━━ Input
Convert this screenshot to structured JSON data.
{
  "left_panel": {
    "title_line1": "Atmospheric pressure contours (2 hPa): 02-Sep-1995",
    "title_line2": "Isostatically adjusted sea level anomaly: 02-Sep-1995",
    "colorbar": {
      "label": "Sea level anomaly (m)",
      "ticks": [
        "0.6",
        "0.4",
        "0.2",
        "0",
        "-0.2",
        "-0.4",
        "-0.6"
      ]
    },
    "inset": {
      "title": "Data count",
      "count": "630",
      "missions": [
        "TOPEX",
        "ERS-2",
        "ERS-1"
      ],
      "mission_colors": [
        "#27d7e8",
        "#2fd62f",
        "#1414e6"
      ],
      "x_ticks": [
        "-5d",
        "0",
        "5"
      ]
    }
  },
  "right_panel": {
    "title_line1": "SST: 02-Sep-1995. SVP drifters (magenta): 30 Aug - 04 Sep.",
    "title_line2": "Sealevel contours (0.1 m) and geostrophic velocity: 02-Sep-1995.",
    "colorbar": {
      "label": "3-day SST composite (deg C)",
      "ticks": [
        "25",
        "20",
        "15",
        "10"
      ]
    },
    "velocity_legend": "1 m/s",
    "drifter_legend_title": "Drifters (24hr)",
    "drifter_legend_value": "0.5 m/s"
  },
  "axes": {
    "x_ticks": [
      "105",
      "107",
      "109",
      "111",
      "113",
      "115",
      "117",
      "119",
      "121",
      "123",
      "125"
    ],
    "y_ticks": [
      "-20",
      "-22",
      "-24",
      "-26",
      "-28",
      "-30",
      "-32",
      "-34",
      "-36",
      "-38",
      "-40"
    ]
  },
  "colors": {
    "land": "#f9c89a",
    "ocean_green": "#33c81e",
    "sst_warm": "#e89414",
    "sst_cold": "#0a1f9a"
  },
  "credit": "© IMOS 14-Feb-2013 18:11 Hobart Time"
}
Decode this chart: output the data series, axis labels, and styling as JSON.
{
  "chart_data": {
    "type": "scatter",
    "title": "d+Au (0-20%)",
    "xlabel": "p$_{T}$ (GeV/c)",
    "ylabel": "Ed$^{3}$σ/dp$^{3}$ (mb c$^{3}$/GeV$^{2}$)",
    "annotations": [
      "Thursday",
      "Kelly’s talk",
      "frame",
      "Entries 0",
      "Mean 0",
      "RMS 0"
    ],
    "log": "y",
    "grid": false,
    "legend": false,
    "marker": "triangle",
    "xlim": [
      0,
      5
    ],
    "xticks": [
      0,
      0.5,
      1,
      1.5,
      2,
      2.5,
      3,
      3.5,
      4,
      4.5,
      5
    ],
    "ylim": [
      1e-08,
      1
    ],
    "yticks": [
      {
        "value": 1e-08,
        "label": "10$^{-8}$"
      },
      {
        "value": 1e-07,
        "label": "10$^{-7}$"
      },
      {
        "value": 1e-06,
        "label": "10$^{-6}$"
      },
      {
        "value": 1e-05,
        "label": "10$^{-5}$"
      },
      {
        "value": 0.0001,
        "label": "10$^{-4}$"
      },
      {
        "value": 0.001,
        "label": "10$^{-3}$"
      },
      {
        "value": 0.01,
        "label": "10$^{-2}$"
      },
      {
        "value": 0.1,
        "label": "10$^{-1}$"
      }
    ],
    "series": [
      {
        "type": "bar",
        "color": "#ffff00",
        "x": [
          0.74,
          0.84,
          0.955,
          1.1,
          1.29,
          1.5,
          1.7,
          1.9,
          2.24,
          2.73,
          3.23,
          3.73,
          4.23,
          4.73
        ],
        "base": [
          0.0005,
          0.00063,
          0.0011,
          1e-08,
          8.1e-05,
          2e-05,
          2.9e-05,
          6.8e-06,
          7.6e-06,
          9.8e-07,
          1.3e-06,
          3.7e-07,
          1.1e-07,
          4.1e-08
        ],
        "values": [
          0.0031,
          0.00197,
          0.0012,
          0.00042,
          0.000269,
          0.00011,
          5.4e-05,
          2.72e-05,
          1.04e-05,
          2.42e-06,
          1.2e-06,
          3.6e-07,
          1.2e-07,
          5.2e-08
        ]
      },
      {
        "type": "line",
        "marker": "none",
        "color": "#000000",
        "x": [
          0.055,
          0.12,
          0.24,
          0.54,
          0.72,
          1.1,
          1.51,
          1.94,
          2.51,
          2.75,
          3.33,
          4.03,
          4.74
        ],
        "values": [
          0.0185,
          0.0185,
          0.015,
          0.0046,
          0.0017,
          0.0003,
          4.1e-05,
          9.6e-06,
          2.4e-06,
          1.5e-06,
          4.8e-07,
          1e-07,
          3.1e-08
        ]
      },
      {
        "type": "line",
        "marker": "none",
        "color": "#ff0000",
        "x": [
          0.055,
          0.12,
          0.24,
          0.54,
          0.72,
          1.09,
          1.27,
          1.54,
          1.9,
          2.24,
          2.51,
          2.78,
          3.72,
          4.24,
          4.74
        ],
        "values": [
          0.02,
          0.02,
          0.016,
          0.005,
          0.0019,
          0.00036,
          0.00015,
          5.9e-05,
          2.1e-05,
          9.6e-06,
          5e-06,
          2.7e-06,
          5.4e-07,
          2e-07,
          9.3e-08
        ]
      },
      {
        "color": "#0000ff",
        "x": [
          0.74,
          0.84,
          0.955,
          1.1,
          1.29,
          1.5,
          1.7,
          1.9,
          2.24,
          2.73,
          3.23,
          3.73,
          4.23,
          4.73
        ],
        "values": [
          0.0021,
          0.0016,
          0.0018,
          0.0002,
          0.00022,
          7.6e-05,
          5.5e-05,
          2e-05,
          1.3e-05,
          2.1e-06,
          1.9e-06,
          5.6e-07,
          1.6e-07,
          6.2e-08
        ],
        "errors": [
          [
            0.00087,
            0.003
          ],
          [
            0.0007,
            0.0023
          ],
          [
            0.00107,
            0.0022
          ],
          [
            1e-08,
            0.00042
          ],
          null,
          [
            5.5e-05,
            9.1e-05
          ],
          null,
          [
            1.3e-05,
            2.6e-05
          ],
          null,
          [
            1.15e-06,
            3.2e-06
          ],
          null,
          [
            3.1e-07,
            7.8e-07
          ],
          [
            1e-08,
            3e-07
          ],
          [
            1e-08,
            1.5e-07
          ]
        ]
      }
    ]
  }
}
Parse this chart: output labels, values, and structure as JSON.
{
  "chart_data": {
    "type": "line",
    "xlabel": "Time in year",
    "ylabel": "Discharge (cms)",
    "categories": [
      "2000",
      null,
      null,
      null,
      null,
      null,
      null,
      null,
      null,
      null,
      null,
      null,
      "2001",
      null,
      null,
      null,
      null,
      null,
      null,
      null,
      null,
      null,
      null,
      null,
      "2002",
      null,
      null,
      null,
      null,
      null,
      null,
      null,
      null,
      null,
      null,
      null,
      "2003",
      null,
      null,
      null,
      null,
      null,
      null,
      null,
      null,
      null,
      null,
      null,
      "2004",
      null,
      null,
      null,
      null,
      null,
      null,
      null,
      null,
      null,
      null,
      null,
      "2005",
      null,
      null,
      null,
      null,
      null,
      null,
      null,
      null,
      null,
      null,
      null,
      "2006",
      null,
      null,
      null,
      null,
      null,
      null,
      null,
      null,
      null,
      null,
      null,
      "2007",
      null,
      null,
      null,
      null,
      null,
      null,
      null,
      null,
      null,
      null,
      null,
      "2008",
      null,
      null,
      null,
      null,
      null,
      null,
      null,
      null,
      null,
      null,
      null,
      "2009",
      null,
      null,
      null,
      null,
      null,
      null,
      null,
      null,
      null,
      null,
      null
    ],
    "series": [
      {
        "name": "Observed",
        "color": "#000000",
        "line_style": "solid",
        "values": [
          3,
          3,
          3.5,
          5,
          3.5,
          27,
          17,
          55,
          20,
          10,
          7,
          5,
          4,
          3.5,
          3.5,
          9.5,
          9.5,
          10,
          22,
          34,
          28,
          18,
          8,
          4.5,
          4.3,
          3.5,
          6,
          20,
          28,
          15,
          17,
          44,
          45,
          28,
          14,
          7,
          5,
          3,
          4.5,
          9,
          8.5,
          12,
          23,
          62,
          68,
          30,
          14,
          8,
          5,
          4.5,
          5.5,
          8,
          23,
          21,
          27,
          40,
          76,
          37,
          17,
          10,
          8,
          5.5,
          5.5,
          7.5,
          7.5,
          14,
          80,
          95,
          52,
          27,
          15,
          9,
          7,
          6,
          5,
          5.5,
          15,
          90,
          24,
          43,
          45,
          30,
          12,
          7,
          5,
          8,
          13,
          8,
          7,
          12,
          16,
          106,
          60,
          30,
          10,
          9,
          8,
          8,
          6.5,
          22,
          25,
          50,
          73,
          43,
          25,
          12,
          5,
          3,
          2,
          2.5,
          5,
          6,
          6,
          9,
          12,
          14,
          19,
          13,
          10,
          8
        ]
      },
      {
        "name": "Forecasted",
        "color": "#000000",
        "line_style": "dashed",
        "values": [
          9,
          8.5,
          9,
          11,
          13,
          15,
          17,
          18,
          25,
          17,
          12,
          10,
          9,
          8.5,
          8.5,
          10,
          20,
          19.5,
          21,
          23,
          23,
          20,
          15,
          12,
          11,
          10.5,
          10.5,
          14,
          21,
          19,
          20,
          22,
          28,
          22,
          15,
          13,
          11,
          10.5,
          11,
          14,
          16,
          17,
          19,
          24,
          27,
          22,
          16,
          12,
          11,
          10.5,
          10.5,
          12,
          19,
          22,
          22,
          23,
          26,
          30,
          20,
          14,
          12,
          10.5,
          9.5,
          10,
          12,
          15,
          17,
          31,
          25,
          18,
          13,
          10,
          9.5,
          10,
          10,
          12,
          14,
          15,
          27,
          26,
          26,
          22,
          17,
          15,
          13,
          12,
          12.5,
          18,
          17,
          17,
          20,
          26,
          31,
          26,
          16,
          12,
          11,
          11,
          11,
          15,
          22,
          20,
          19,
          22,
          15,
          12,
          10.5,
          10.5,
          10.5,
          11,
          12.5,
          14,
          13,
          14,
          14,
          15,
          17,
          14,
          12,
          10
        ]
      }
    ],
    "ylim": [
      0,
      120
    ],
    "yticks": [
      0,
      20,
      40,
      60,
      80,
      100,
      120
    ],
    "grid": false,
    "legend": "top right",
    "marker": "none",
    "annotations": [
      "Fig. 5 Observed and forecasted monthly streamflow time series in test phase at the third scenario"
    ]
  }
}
━━━━
Objective: Using the listing above, list every line in which the string "contours" occurs.

Exercise solution:
    "title_line1": "Atmospheric pressure contours (2 hPa): 02-Sep-1995",
    "title_line2": "Sealevel contours (0.1 m) and geostrophic velocity: 02-Sep-1995.",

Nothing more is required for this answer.